DATASET RECORDS:
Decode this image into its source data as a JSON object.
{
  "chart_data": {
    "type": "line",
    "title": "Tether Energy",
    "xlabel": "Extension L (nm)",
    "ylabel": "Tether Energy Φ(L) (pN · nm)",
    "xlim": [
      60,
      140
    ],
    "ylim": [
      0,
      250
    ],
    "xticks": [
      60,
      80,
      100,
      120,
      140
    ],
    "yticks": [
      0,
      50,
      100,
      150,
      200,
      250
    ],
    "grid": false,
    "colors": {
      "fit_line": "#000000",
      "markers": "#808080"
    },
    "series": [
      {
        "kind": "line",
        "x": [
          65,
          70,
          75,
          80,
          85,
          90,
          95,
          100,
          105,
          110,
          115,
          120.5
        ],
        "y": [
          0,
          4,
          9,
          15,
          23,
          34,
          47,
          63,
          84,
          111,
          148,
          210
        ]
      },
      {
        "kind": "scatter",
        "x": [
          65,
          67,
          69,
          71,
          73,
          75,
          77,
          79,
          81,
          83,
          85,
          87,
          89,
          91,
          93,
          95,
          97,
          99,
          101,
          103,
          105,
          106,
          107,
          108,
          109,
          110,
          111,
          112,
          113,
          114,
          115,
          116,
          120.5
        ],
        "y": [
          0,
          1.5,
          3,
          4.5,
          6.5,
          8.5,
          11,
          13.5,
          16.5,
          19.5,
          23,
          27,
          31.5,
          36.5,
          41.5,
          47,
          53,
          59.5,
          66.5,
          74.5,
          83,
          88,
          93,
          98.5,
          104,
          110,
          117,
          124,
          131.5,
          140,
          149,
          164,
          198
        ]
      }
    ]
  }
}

EXERCISE: Scan the records for the string "Tether". Copy each line in which it appears.

REPLY:
    "title": "Tether Energy",
    "ylabel": "Tether Energy Φ(L) (pN · nm)",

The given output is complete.